• **SET PROBLEM**: Copy out the whole listing exactly as written, leaving the pictures behind.
:::
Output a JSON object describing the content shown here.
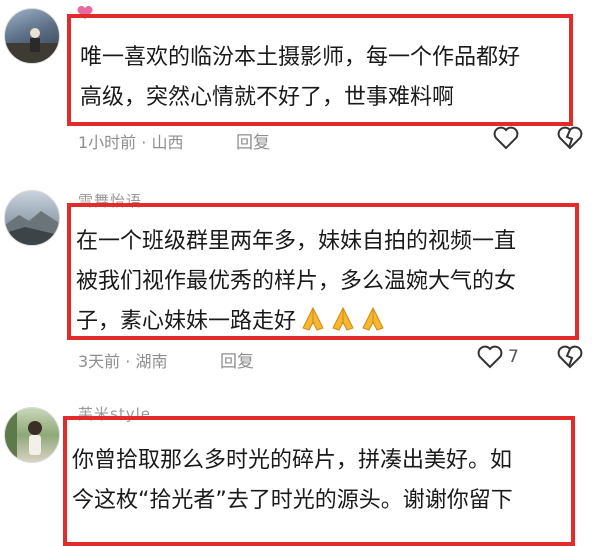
{
  "comments": [
    {
      "username": "",
      "text_lines": [
        "唯一喜欢的临汾本土摄影师，每一个作品都好",
        "高级，突然心情就不好了，世事难料啊"
      ],
      "time": "1小时前",
      "location": "山西",
      "reply_label": "回复",
      "likes": ""
    },
    {
      "username": "雪舞怡语",
      "text_lines": [
        "在一个班级群里两年多，妹妹自拍的视频一直",
        "被我们视作最优秀的样片，多么温婉大气的女",
        "子，素心妹妹一路走好"
      ],
      "time": "3天前",
      "location": "湖南",
      "reply_label": "回复",
      "likes": "7"
    },
    {
      "username": "芙米style",
      "text_lines": [
        "你曾拾取那么多时光的碎片，拼凑出美好。如",
        "今这枚“拾光者”去了时光的源头。谢谢你留下"
      ],
      "time": "",
      "location": "",
      "reply_label": "",
      "likes": ""
    }
  ],
  "meta_separator": " · ",
  "icons": {
    "like": "heart-outline-icon",
    "dislike": "broken-heart-icon",
    "pray": "folded-hands-icon"
  },
  "colors": {
    "highlight_box": "#e32b2b",
    "meta_text": "#8f8f8f"
  }
}
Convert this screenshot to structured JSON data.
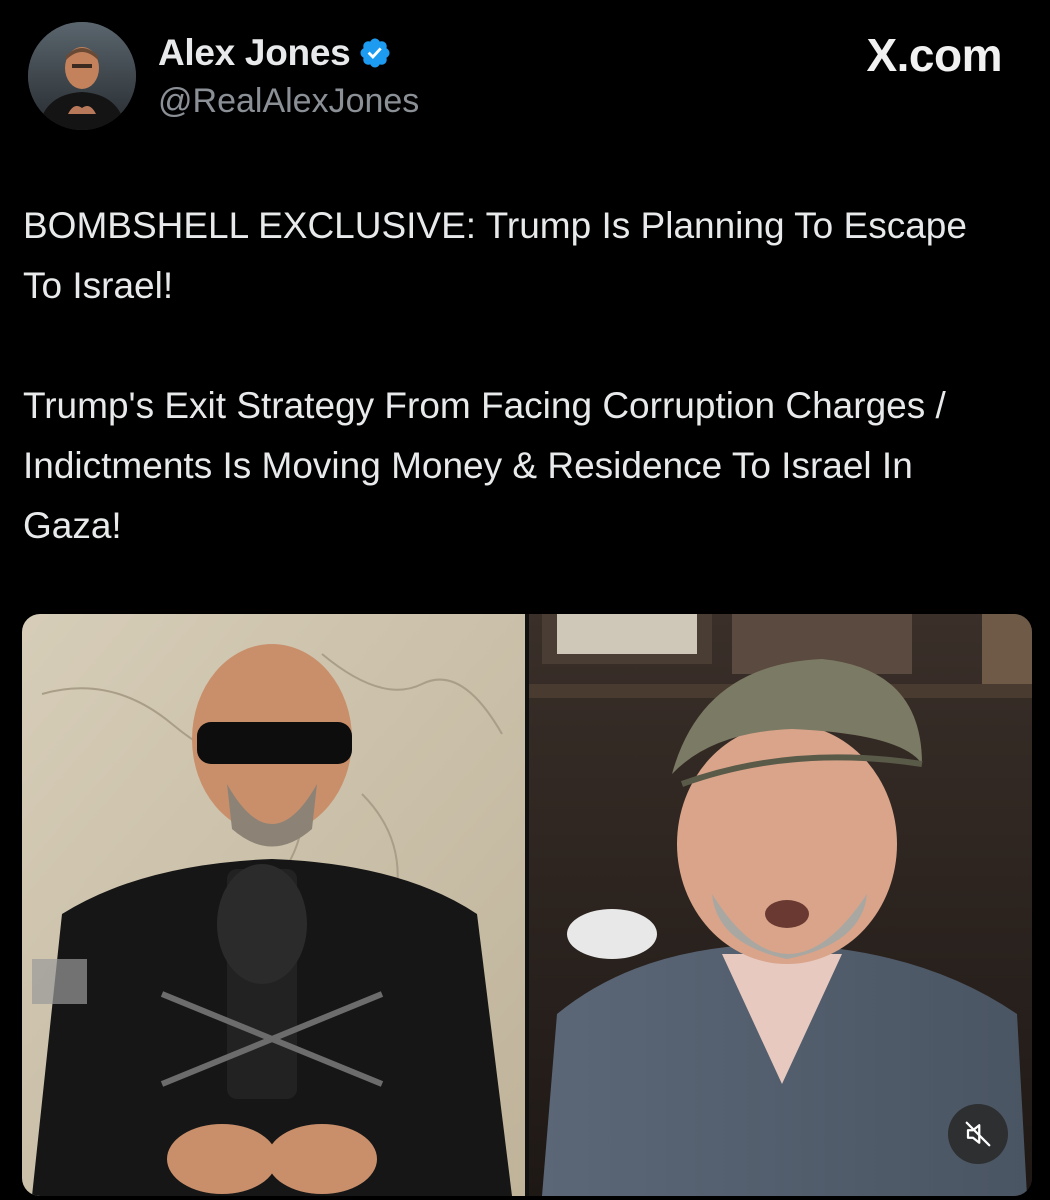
{
  "author": {
    "display_name": "Alex Jones",
    "handle": "@RealAlexJones",
    "verified": true,
    "avatar_icon": "profile-avatar"
  },
  "brand": {
    "label": "X.com"
  },
  "post": {
    "paragraphs": [
      "BOMBSHELL EXCLUSIVE: Trump Is Planning To Escape To Israel!",
      "Trump's Exit Strategy From Facing Corruption Charges / Indictments Is Moving Money & Residence To Israel In Gaza!"
    ]
  },
  "media": {
    "type": "video",
    "layout": "split-screen",
    "muted": true,
    "mute_icon": "speaker-muted-icon"
  },
  "colors": {
    "background": "#000000",
    "text_primary": "#e7e9ea",
    "text_secondary": "#8b9096",
    "verified_badge": "#1d9bf0"
  }
}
:::
• **ANSWER TO THIS EXERCISE**:
Output a JSON object describing the content shown here.
{
  "comments": [
    {
      "username": "",
      "text_lines": [
        "唯一喜欢的临汾本土摄影师，每一个作品都好",
        "高级，突然心情就不好了，世事难料啊"
      ],
      "time": "1小时前",
      "location": "山西",
      "reply_label": "回复",
      "likes": ""
    },
    {
      "username": "雪舞怡语",
      "text_lines": [
        "在一个班级群里两年多，妹妹自拍的视频一直",
        "被我们视作最优秀的样片，多么温婉大气的女",
        "子，素心妹妹一路走好"
      ],
      "time": "3天前",
      "location": "湖南",
      "reply_label": "回复",
      "likes": "7"
    },
    {
      "username": "芙米style",
      "text_lines": [
        "你曾拾取那么多时光的碎片，拼凑出美好。如",
        "今这枚“拾光者”去了时光的源头。谢谢你留下"
      ],
      "time": "",
      "location": "",
      "reply_label": "",
      "likes": ""
    }
  ],
  "meta_separator": " · ",
  "icons": {
    "like": "heart-outline-icon",
    "dislike": "broken-heart-icon",
    "pray": "folded-hands-icon"
  },
  "colors": {
    "highlight_box": "#e32b2b",
    "meta_text": "#8f8f8f"
  }
}
Convert this screenshot to structured JSON data.
{
  "author": {
    "display_name": "Alex Jones",
    "handle": "@RealAlexJones",
    "verified": true,
    "avatar_icon": "profile-avatar"
  },
  "brand": {
    "label": "X.com"
  },
  "post": {
    "paragraphs": [
      "BOMBSHELL EXCLUSIVE: Trump Is Planning To Escape To Israel!",
      "Trump's Exit Strategy From Facing Corruption Charges / Indictments Is Moving Money & Residence To Israel In Gaza!"
    ]
  },
  "media": {
    "type": "video",
    "layout": "split-screen",
    "muted": true,
    "mute_icon": "speaker-muted-icon"
  },
  "colors": {
    "background": "#000000",
    "text_primary": "#e7e9ea",
    "text_secondary": "#8b9096",
    "verified_badge": "#1d9bf0"
  }
}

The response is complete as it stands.